Stored records:
□ □ □ □ □

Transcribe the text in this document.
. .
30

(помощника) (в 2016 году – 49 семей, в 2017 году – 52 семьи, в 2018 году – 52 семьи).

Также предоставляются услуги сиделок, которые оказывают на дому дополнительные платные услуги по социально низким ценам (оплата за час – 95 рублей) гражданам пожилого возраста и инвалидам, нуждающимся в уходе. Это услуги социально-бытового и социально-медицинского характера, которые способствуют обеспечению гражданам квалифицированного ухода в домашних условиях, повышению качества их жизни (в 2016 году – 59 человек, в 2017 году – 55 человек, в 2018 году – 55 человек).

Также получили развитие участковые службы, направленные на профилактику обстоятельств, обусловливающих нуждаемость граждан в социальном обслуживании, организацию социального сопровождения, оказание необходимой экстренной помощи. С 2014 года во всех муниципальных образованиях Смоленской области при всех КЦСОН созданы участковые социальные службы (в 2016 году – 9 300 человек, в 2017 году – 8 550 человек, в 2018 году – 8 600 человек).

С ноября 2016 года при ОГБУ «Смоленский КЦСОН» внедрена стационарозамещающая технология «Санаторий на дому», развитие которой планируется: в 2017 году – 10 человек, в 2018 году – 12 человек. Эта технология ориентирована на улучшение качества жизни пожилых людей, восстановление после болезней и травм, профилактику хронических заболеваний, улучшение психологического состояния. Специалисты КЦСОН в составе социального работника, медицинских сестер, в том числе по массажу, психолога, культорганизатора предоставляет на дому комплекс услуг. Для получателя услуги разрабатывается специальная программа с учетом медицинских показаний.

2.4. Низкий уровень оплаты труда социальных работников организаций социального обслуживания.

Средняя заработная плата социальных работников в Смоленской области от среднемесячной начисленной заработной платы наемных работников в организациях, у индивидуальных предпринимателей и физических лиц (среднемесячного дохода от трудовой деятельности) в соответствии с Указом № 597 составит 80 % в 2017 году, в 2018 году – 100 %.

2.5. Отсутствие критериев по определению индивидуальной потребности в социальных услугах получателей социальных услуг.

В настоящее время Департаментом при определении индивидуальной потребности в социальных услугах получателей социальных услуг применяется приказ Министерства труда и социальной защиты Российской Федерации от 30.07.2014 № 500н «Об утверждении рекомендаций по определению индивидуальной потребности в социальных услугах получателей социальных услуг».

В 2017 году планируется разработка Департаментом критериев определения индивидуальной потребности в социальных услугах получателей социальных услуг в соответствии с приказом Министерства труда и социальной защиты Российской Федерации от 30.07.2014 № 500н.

□ □ □ □ □

### TASK TO COMPLETE
Write out every line of the material again, exactly as it reads.

### WRITTEN REPLY
Transcribe the text in this document.
. .
30

(помощника) (в 2016 году – 49 семей, в 2017 году – 52 семьи, в 2018 году – 52 семьи).

Также предоставляются услуги сиделок, которые оказывают на дому дополнительные платные услуги по социально низким ценам (оплата за час – 95 рублей) гражданам пожилого возраста и инвалидам, нуждающимся в уходе. Это услуги социально-бытового и социально-медицинского характера, которые способствуют обеспечению гражданам квалифицированного ухода в домашних условиях, повышению качества их жизни (в 2016 году – 59 человек, в 2017 году – 55 человек, в 2018 году – 55 человек).

Также получили развитие участковые службы, направленные на профилактику обстоятельств, обусловливающих нуждаемость граждан в социальном обслуживании, организацию социального сопровождения, оказание необходимой экстренной помощи. С 2014 года во всех муниципальных образованиях Смоленской области при всех КЦСОН созданы участковые социальные службы (в 2016 году – 9 300 человек, в 2017 году – 8 550 человек, в 2018 году – 8 600 человек).

С ноября 2016 года при ОГБУ «Смоленский КЦСОН» внедрена стационарозамещающая технология «Санаторий на дому», развитие которой планируется: в 2017 году – 10 человек, в 2018 году – 12 человек. Эта технология ориентирована на улучшение качества жизни пожилых людей, восстановление после болезней и травм, профилактику хронических заболеваний, улучшение психологического состояния. Специалисты КЦСОН в составе социального работника, медицинских сестер, в том числе по массажу, психолога, культорганизатора предоставляет на дому комплекс услуг. Для получателя услуги разрабатывается специальная программа с учетом медицинских показаний.

2.4. Низкий уровень оплаты труда социальных работников организаций социального обслуживания.

Средняя заработная плата социальных работников в Смоленской области от среднемесячной начисленной заработной платы наемных работников в организациях, у индивидуальных предпринимателей и физических лиц (среднемесячного дохода от трудовой деятельности) в соответствии с Указом № 597 составит 80 % в 2017 году, в 2018 году – 100 %.

2.5. Отсутствие критериев по определению индивидуальной потребности в социальных услугах получателей социальных услуг.

В настоящее время Департаментом при определении индивидуальной потребности в социальных услугах получателей социальных услуг применяется приказ Министерства труда и социальной защиты Российской Федерации от 30.07.2014 № 500н «Об утверждении рекомендаций по определению индивидуальной потребности в социальных услугах получателей социальных услуг».

В 2017 году планируется разработка Департаментом критериев определения индивидуальной потребности в социальных услугах получателей социальных услуг в соответствии с приказом Министерства труда и социальной защиты Российской Федерации от 30.07.2014 № 500н.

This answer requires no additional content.